**Data records:**

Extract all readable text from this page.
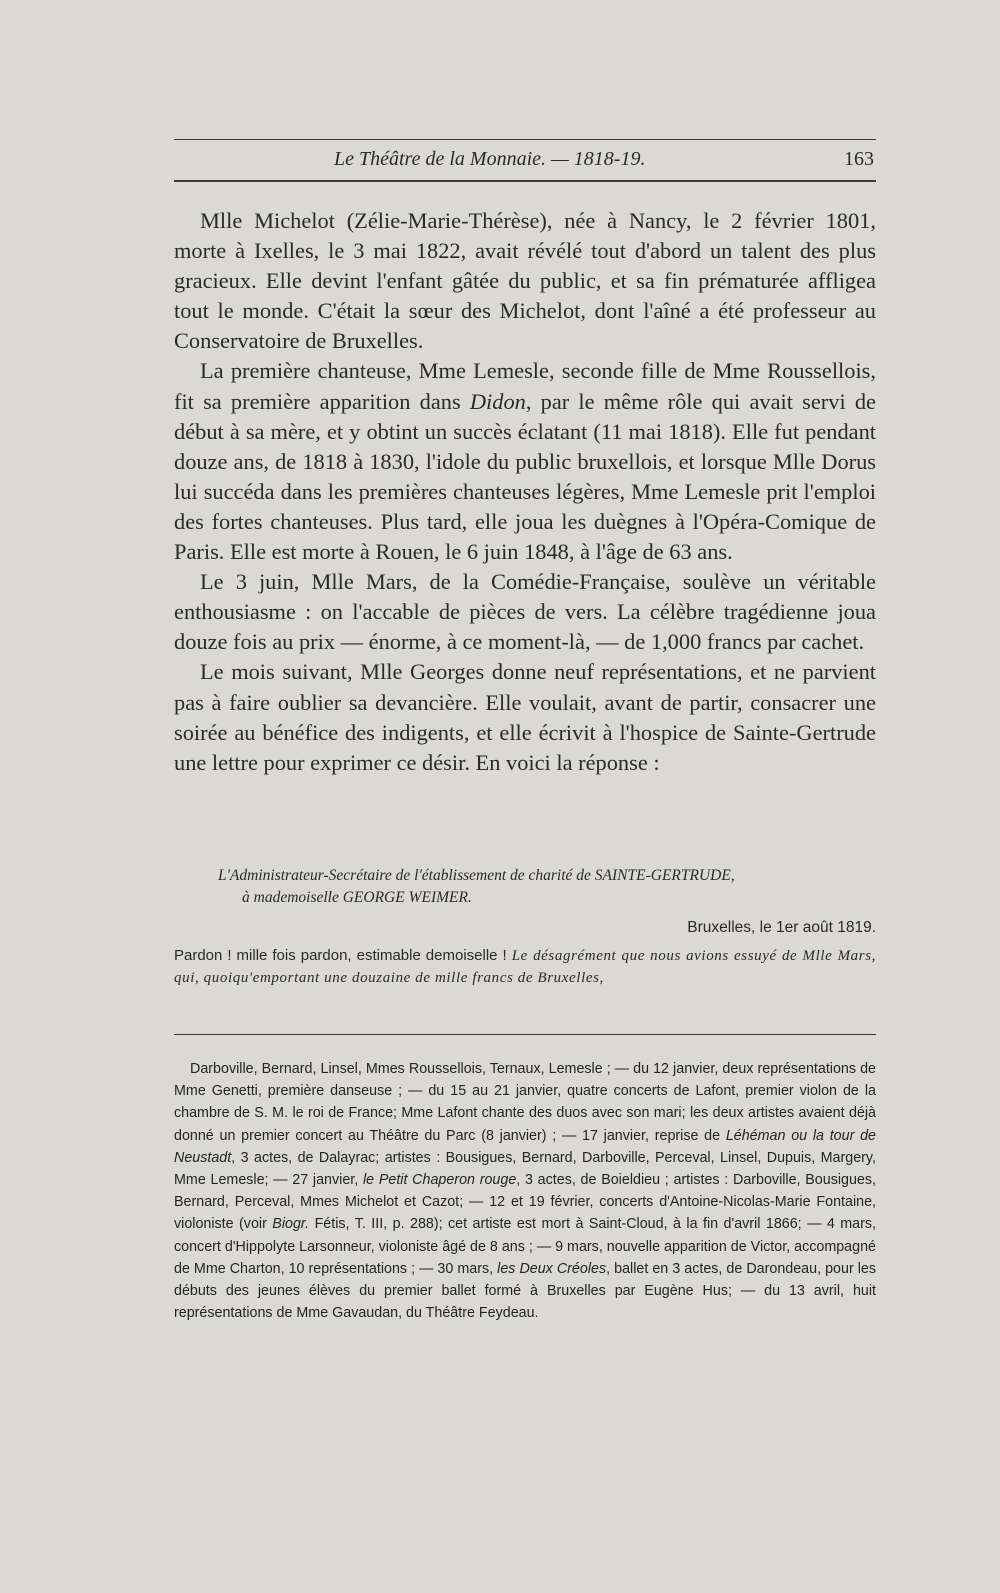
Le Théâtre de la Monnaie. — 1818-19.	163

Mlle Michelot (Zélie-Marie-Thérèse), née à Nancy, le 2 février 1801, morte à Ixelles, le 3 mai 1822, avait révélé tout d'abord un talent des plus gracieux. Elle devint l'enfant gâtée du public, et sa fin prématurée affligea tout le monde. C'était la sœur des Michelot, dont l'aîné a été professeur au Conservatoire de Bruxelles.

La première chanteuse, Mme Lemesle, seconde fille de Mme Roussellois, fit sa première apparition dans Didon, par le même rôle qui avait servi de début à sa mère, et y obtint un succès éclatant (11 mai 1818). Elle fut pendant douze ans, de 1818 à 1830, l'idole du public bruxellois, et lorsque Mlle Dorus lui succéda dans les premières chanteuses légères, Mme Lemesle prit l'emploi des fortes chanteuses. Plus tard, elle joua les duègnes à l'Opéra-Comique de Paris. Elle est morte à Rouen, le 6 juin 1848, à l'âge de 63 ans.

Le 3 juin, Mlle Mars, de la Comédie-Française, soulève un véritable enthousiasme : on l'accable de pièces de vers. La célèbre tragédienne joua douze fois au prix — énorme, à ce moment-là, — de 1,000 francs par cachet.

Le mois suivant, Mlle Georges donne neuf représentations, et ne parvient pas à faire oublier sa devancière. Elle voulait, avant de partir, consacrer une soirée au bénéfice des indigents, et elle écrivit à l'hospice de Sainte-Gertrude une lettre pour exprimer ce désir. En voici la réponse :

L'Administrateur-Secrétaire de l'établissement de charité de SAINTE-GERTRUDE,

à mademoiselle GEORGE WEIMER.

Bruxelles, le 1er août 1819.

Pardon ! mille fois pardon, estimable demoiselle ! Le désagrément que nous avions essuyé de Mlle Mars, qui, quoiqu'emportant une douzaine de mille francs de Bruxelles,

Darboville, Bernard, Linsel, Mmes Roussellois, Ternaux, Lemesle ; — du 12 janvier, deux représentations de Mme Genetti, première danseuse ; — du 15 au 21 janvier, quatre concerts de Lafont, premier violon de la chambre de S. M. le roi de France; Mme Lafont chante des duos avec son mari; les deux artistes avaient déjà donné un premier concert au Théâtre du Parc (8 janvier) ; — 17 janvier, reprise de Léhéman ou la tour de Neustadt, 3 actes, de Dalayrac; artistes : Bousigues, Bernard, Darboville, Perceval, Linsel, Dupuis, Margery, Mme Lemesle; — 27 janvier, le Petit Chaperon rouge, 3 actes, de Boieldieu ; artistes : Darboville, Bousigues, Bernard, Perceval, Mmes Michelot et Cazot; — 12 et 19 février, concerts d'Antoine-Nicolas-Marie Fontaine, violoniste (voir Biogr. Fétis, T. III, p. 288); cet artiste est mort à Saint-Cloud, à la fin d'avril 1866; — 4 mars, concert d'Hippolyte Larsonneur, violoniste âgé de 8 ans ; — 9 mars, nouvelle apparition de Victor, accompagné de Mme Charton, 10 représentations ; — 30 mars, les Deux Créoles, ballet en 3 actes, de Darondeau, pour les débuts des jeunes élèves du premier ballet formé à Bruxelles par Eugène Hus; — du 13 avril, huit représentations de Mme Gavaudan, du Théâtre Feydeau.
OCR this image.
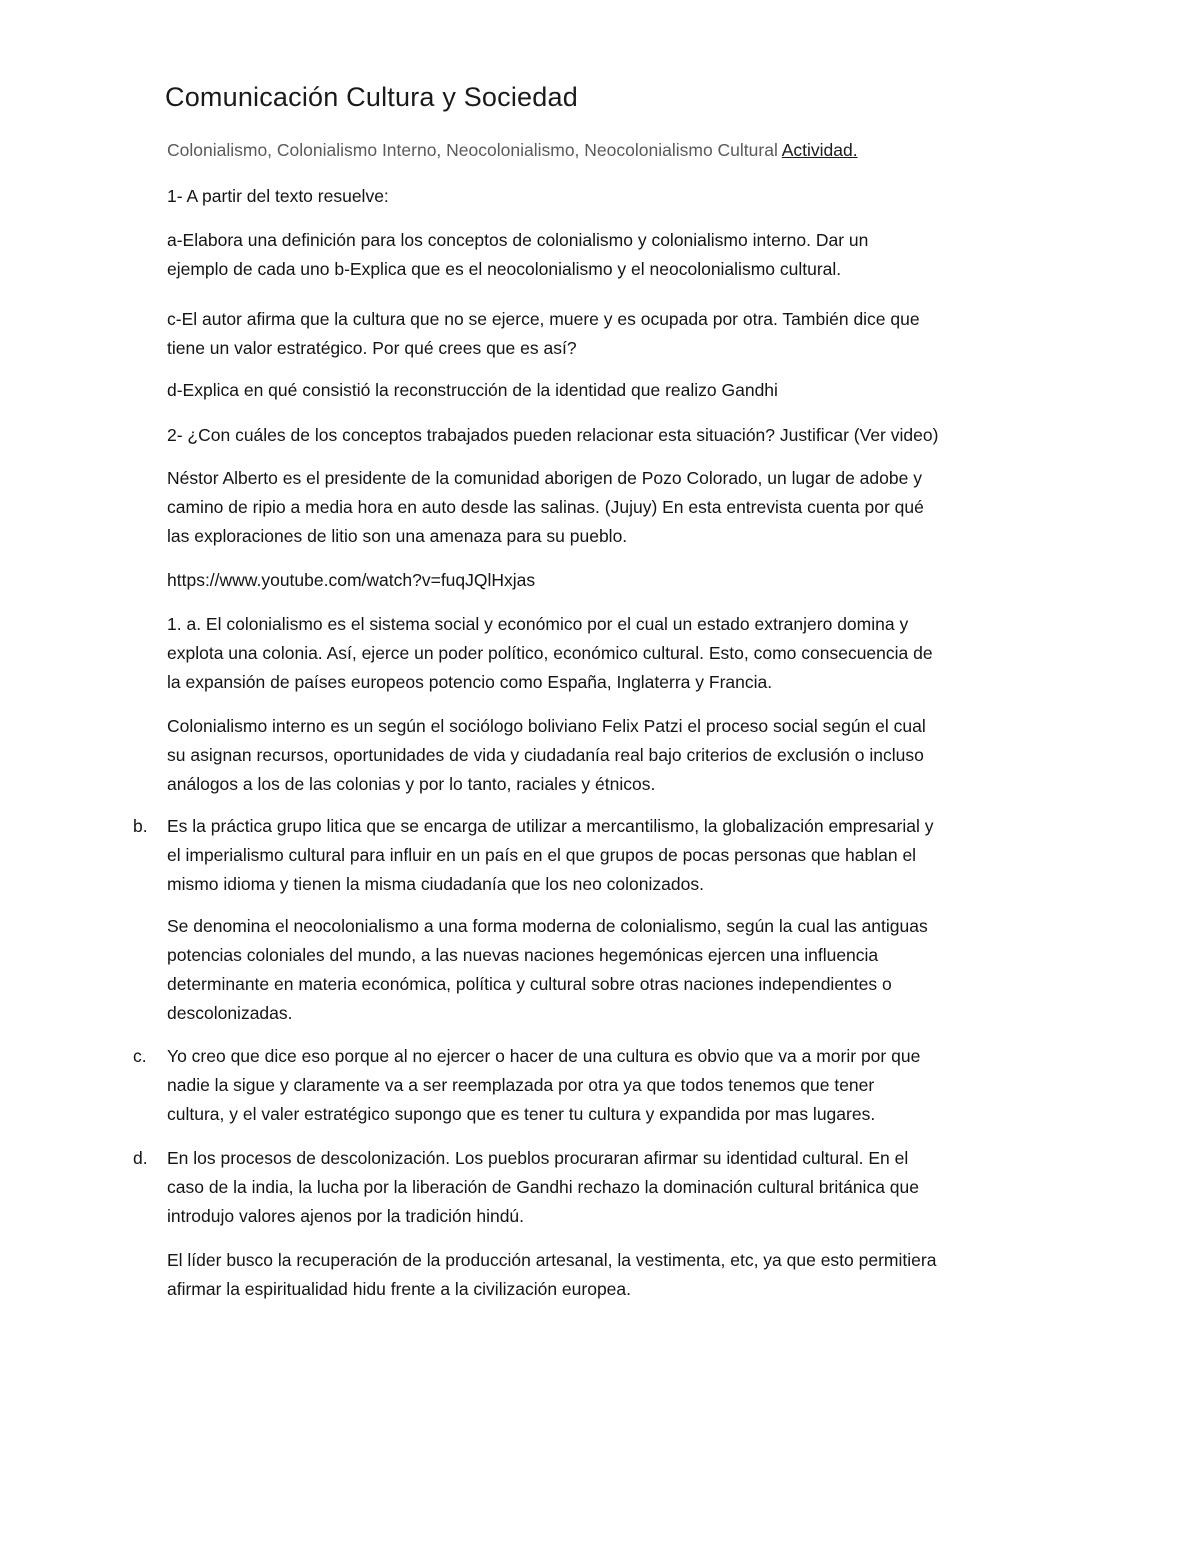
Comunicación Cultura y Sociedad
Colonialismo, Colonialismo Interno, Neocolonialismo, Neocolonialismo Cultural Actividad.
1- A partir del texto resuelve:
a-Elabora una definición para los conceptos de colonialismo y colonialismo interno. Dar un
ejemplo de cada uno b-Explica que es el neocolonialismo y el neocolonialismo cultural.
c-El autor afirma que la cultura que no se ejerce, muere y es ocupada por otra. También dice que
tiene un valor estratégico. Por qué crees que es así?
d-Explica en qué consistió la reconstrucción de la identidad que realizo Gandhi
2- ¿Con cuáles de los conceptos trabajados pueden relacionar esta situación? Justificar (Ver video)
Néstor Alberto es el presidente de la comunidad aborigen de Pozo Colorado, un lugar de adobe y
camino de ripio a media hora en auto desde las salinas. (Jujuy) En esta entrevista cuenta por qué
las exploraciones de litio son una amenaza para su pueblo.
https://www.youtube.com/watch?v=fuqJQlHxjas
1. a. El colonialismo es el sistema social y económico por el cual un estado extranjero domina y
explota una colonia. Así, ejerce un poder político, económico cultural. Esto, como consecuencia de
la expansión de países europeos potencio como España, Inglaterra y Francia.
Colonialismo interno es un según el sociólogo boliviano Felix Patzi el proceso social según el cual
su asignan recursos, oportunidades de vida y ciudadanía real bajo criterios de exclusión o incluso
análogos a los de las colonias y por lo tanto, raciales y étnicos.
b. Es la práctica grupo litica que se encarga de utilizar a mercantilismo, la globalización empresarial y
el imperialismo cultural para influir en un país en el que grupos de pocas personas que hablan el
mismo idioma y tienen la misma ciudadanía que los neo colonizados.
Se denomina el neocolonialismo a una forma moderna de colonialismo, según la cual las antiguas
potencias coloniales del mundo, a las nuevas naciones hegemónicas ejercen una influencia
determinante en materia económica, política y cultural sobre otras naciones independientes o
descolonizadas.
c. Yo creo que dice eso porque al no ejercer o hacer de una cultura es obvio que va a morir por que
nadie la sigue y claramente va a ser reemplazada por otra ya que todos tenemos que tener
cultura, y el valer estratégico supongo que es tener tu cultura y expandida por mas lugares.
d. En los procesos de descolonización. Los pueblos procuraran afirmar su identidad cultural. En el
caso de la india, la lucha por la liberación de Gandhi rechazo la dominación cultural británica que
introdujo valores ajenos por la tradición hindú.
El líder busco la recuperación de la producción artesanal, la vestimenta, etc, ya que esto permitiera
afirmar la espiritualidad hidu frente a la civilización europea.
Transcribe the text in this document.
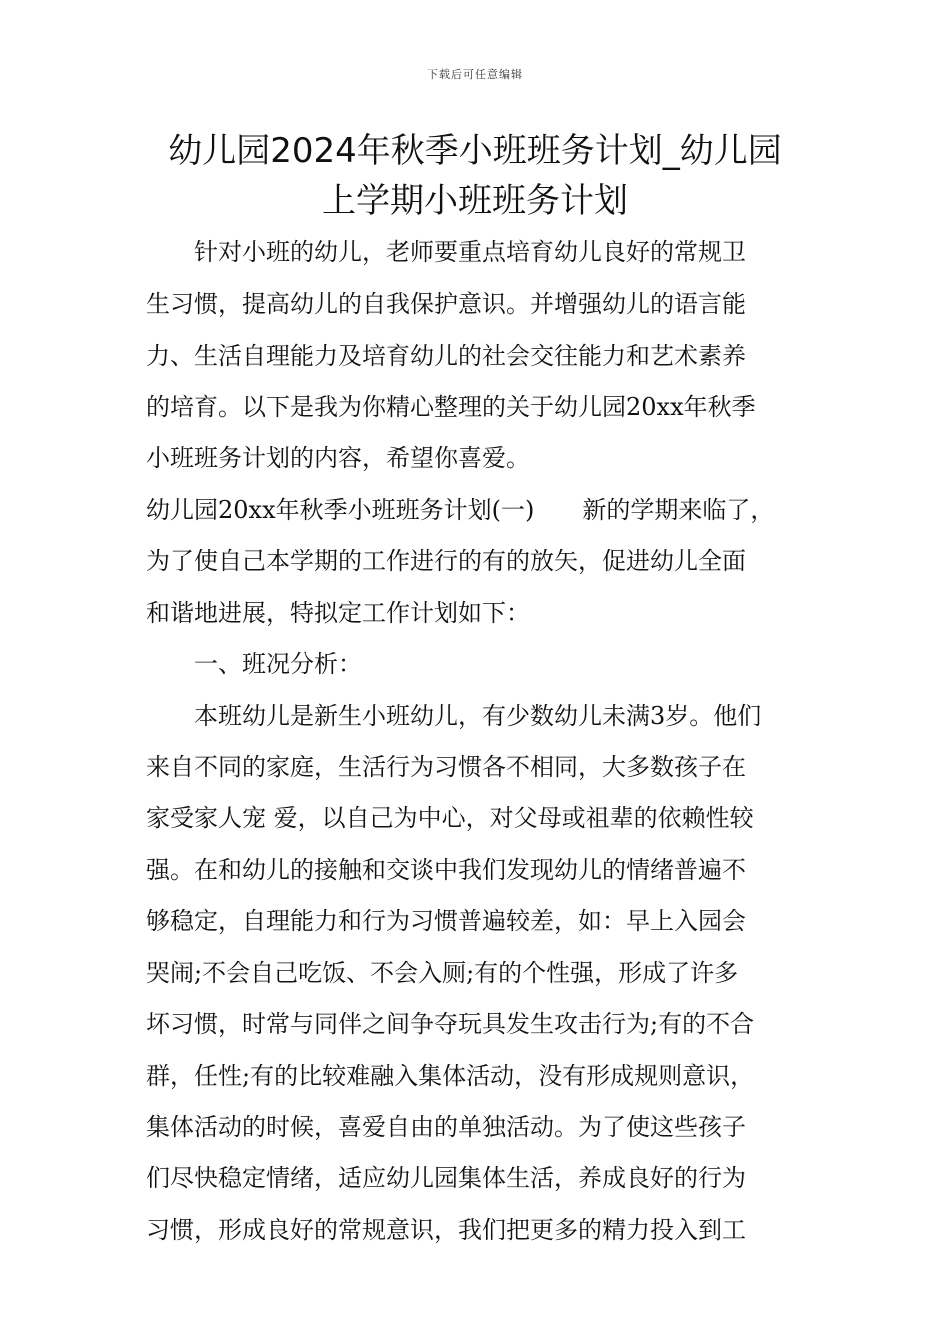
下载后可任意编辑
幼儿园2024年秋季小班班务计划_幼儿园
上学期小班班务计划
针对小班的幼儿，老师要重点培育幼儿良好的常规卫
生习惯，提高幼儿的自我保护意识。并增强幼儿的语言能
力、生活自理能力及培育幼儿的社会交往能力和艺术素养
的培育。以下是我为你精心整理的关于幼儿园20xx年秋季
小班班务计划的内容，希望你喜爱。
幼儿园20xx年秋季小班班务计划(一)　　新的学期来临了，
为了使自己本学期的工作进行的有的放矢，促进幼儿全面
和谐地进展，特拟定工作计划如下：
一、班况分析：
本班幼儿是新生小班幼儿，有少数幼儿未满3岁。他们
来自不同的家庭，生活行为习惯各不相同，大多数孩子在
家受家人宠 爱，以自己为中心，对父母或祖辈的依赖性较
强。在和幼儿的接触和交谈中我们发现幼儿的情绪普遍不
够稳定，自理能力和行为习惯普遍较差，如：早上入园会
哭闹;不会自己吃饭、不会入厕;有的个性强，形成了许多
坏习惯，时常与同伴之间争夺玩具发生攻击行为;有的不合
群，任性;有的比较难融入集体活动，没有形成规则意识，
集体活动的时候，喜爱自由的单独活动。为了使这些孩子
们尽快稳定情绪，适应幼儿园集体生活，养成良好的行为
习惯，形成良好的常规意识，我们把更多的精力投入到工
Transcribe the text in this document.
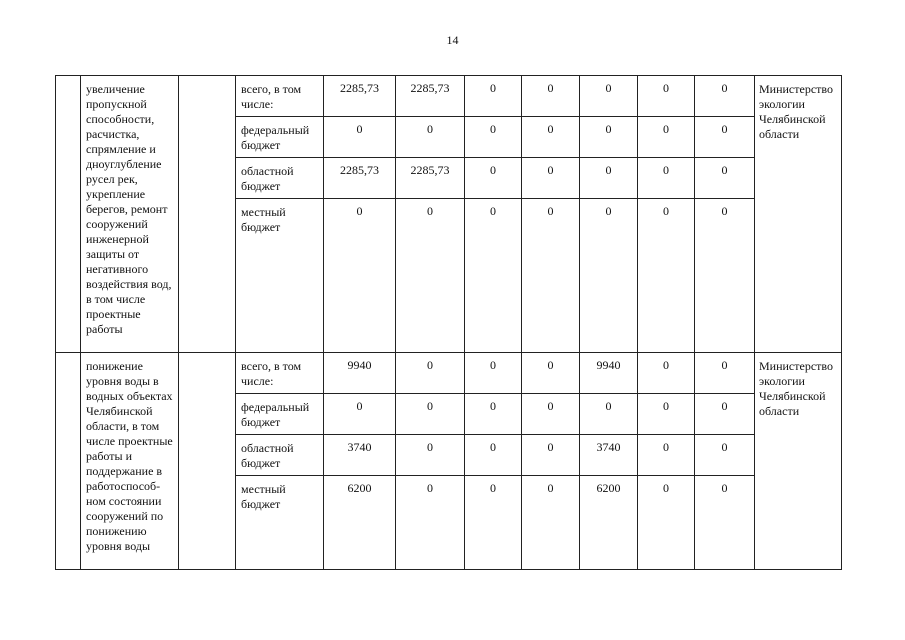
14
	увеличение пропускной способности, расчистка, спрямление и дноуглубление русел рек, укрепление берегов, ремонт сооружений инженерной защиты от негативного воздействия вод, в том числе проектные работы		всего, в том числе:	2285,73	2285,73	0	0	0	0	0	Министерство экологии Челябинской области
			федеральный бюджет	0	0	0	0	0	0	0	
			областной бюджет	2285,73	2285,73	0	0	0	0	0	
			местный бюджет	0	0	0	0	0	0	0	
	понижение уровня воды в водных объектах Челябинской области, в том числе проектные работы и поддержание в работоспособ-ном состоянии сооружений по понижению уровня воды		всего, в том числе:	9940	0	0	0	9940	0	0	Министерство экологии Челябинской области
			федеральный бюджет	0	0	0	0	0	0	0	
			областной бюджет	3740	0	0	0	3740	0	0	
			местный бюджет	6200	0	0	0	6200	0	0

**Problem to solve:**
Report each line of the material above where the word "областной" appears.

**Response for this exercise:**
			областной бюджет	2285,73	2285,73	0	0	0	0	0	
			областной бюджет	3740	0	0	0	3740	0	0	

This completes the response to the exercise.